Work order
Show, from the records below, all lines that contain the word "Cleaved".
=== Study material ===
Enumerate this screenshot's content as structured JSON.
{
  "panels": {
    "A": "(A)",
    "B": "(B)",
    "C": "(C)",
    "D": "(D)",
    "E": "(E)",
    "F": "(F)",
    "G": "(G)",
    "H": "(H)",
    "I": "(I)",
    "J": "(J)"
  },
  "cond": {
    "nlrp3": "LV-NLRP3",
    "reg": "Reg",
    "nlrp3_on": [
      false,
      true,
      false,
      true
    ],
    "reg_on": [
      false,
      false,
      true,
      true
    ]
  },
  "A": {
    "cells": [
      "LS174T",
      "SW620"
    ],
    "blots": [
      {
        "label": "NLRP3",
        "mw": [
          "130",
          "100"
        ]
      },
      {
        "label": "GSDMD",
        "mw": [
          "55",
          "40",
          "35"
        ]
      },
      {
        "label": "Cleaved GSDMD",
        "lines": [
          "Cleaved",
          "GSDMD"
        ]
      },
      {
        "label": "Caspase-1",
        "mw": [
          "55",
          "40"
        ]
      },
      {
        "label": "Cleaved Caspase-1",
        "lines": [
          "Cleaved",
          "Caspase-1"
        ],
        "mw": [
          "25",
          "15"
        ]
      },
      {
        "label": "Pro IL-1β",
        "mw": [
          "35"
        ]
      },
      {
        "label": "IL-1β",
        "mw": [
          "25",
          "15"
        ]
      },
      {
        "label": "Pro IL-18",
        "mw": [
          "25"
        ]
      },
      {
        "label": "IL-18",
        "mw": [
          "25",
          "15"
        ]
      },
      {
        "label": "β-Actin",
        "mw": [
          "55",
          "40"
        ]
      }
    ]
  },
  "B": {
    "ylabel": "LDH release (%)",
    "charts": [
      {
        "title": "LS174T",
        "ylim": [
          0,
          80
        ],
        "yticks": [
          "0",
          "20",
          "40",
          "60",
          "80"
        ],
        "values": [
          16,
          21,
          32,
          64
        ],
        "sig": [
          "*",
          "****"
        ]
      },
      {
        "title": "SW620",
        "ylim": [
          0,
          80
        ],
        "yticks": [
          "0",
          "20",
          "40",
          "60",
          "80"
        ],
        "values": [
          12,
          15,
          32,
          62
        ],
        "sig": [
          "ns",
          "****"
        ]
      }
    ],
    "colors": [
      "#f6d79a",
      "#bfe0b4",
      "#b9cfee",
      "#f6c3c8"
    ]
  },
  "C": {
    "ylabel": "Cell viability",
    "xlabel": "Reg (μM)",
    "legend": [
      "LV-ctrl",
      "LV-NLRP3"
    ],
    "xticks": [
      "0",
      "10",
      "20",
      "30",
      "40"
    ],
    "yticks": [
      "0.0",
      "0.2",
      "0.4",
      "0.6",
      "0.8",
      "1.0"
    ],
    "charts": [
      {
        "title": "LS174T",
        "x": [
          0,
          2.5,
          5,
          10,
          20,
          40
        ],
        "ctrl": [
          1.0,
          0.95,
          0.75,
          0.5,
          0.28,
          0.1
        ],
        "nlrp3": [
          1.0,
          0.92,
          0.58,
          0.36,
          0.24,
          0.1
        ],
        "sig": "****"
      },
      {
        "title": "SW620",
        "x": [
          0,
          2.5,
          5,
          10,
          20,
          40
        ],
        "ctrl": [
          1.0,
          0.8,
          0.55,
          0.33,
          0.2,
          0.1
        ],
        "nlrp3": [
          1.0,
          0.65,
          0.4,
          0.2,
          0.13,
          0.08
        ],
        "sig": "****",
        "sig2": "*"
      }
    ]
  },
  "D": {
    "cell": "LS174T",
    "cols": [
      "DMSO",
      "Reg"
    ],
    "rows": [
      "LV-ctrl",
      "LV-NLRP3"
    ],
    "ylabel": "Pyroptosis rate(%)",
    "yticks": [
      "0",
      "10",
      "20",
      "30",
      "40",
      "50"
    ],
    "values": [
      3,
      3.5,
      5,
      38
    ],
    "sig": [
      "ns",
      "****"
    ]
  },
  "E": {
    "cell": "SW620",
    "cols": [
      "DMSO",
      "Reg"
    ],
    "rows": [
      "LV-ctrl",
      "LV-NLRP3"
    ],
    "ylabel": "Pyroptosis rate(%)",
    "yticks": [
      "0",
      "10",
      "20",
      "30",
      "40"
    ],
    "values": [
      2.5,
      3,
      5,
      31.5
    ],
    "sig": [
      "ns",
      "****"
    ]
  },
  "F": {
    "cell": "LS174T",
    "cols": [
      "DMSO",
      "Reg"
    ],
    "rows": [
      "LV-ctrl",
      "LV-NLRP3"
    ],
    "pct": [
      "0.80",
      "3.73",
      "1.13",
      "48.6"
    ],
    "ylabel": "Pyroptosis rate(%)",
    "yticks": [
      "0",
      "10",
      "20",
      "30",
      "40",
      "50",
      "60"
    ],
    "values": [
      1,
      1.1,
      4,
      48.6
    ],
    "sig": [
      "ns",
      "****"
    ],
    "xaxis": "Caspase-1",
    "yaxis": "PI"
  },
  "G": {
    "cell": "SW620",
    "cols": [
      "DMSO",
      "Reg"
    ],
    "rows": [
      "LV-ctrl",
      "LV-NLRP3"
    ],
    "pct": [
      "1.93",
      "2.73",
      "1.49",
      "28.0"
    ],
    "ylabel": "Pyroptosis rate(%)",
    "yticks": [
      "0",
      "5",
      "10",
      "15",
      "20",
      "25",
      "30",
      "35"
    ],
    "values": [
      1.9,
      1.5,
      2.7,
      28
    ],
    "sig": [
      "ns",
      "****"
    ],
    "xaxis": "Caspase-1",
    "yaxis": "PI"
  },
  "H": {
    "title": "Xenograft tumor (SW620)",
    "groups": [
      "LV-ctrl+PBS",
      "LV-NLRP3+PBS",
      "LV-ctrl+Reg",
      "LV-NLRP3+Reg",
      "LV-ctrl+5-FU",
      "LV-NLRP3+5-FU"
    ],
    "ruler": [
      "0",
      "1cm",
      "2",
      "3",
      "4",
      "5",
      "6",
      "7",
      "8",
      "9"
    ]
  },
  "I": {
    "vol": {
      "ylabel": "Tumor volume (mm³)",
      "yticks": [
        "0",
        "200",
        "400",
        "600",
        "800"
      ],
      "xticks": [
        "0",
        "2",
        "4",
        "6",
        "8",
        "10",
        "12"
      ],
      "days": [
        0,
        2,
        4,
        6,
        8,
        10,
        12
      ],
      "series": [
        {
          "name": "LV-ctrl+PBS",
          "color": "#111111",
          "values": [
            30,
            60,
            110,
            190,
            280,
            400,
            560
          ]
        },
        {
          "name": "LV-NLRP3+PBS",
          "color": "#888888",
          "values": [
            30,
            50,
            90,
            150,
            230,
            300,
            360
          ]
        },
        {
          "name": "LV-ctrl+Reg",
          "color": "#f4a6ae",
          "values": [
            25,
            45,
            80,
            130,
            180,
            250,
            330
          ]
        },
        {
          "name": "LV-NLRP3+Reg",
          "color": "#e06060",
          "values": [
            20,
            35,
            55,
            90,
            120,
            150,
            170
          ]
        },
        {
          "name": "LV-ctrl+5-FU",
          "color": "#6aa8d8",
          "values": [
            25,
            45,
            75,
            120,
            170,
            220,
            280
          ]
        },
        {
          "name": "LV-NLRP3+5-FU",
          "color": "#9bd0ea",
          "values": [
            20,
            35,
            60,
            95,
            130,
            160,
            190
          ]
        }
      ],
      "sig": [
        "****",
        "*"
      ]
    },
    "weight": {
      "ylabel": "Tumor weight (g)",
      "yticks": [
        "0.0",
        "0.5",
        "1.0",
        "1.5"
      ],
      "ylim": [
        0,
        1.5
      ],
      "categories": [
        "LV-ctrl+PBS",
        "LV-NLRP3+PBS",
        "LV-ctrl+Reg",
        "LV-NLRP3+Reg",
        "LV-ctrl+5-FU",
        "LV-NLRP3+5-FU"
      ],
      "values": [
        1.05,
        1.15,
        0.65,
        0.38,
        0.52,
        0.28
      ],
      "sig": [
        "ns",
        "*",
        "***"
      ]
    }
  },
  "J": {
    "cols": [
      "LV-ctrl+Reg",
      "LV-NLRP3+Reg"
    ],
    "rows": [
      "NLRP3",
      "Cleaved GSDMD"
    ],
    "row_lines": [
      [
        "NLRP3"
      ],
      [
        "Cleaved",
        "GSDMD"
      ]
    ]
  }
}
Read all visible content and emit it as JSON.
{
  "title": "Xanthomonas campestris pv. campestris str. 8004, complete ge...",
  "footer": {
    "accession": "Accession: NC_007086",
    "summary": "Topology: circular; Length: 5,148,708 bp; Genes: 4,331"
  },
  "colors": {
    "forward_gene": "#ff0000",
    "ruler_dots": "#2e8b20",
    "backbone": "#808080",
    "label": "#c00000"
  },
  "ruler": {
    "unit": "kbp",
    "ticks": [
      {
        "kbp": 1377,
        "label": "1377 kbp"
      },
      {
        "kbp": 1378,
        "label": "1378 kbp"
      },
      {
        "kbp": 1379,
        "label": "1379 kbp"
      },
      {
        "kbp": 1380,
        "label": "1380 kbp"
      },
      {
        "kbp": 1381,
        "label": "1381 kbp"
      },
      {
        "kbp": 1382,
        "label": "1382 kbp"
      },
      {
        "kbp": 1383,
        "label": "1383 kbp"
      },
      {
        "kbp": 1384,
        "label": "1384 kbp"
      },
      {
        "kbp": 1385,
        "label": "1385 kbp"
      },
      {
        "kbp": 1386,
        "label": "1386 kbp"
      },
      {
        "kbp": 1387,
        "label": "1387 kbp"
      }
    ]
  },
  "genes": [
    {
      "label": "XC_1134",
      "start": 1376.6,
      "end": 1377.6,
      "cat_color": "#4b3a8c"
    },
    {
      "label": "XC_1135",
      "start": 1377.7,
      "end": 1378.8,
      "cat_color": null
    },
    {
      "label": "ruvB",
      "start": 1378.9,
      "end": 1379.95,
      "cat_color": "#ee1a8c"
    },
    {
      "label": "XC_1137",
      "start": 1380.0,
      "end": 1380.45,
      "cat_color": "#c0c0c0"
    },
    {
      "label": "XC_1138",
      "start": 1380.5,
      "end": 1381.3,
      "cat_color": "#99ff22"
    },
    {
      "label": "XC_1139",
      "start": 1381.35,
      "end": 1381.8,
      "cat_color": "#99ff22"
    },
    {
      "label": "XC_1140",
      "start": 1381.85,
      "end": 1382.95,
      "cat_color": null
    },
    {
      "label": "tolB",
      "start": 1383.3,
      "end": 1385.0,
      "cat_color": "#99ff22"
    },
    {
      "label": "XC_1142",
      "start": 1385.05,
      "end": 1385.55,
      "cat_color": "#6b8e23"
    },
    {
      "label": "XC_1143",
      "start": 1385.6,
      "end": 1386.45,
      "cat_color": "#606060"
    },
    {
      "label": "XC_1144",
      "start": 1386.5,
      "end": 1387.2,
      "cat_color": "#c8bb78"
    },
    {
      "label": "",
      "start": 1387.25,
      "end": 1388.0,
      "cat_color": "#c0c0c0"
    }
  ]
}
===
Output for this exercise
        "label": "Cleaved GSDMD",
          "Cleaved",
        "label": "Cleaved Caspase-1",
          "Cleaved",
      "Cleaved GSDMD"
        "Cleaved",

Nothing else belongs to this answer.